Available data:
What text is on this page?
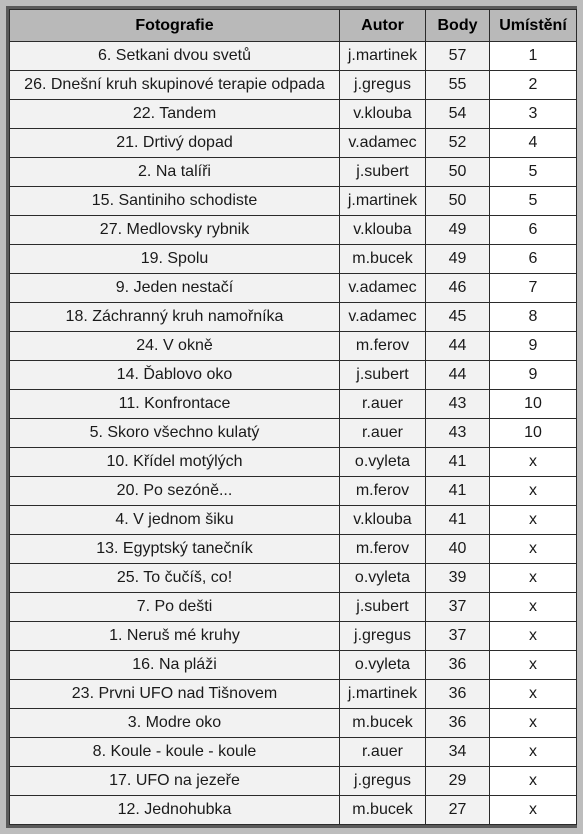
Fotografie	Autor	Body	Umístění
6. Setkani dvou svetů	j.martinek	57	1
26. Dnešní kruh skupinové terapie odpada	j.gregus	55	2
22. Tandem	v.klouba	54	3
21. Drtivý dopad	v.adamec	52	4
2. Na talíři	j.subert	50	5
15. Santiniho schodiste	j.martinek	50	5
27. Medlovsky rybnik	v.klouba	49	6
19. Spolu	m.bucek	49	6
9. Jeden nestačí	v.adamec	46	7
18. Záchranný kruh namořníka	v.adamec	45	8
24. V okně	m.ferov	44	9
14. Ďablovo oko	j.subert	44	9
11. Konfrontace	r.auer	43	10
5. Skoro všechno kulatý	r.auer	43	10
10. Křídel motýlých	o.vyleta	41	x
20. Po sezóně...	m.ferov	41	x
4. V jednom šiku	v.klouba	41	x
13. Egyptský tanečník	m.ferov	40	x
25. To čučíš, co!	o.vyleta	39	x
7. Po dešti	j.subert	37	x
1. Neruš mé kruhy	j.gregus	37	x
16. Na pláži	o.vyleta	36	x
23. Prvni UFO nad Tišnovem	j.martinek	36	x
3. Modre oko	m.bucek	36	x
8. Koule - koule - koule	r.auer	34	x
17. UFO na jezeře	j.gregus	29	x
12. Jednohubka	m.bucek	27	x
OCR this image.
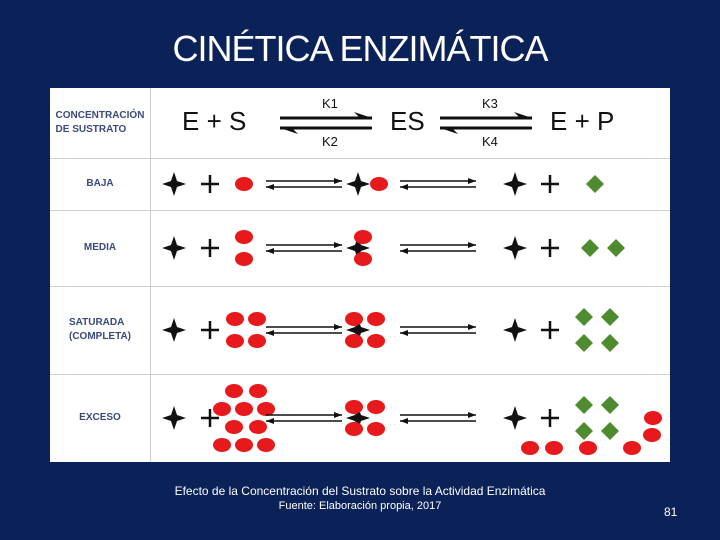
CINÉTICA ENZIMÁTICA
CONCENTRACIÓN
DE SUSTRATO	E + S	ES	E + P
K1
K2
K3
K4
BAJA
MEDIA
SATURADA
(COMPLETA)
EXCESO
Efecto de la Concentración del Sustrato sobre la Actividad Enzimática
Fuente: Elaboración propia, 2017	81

...

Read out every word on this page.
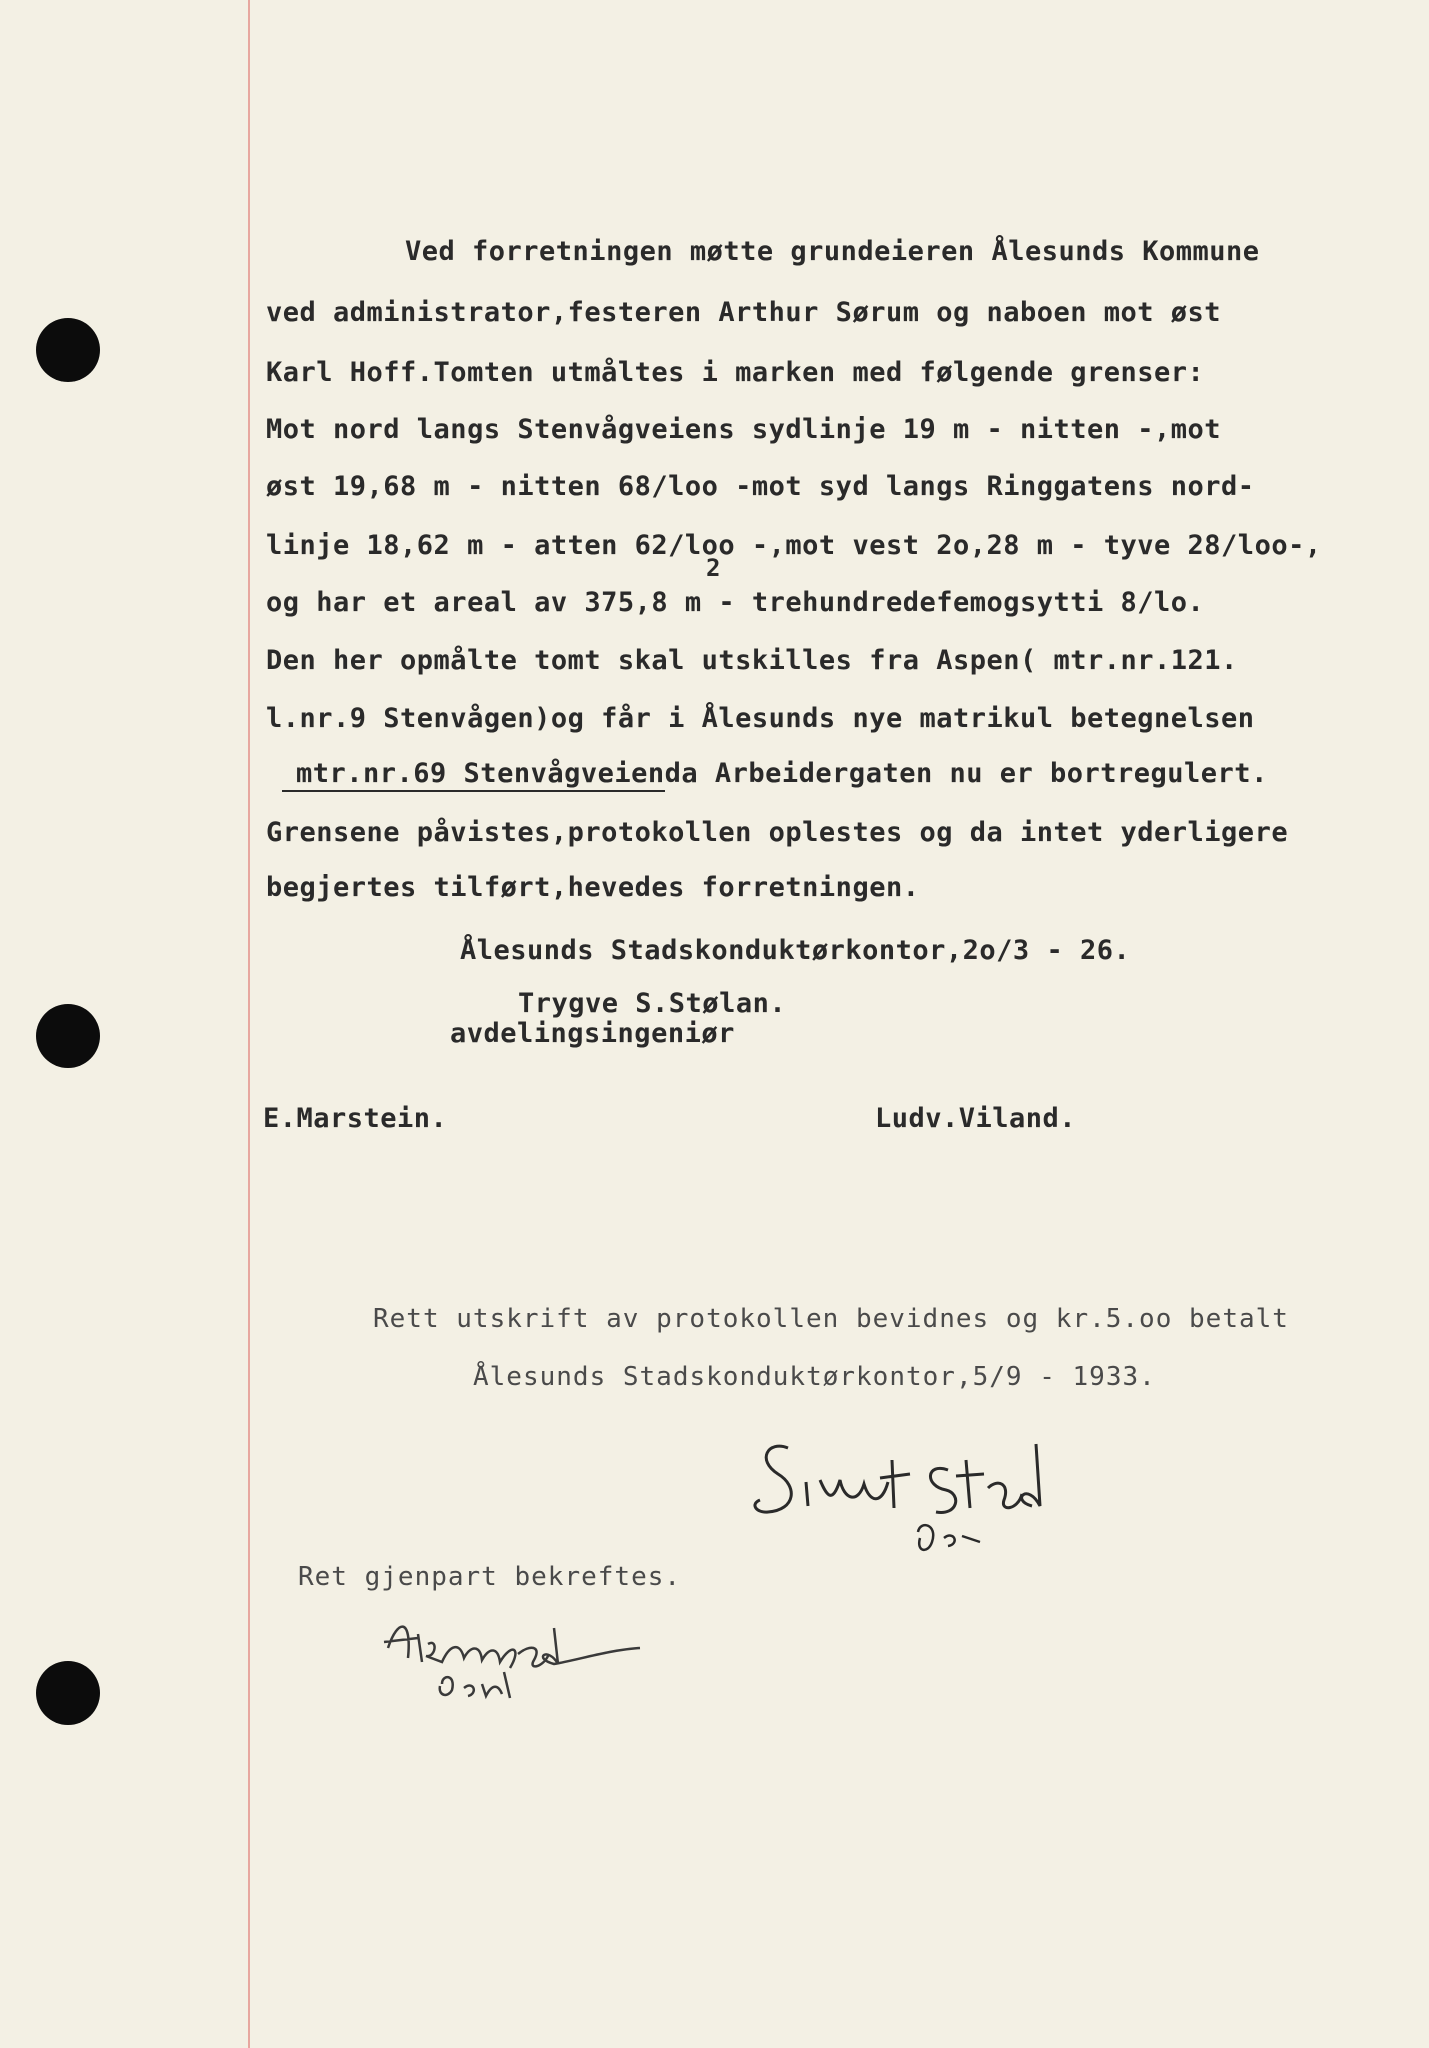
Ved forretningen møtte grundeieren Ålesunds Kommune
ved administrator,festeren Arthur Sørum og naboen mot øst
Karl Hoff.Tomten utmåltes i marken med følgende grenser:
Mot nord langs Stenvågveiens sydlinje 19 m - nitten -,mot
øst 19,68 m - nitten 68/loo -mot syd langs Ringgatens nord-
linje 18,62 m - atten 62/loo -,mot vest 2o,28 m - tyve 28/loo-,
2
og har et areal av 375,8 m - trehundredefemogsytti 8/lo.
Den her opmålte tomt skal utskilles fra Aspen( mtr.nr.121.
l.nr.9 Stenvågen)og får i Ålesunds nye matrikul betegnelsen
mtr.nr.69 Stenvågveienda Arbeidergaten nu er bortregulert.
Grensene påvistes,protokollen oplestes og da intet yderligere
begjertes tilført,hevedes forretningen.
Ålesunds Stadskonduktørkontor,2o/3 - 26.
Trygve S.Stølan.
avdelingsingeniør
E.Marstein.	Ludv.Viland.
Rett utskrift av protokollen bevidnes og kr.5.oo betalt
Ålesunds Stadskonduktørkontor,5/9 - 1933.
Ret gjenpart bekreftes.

==

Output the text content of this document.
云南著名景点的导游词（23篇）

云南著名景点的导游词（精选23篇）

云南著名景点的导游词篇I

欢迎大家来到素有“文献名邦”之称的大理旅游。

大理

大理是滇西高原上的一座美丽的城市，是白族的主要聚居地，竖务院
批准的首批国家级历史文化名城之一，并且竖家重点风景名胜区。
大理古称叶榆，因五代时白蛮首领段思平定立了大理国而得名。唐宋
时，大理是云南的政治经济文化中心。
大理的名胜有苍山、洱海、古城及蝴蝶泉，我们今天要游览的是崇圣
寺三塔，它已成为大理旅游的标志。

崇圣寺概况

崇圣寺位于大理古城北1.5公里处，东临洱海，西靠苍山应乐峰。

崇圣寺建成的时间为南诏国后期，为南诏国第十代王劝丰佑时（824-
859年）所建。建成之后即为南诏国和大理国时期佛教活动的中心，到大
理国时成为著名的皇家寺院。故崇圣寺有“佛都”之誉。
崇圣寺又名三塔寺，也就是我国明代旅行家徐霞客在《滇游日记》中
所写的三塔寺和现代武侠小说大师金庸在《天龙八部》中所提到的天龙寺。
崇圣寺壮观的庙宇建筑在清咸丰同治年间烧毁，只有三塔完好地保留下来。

What the task asks:
Track down every line of the material containing the string "langs", and copy it.

Written solution:
Mot nord langs Stenvågveiens sydlinje 19 m - nitten -,mot
øst 19,68 m - nitten 68/loo -mot syd langs Ringgatens nord-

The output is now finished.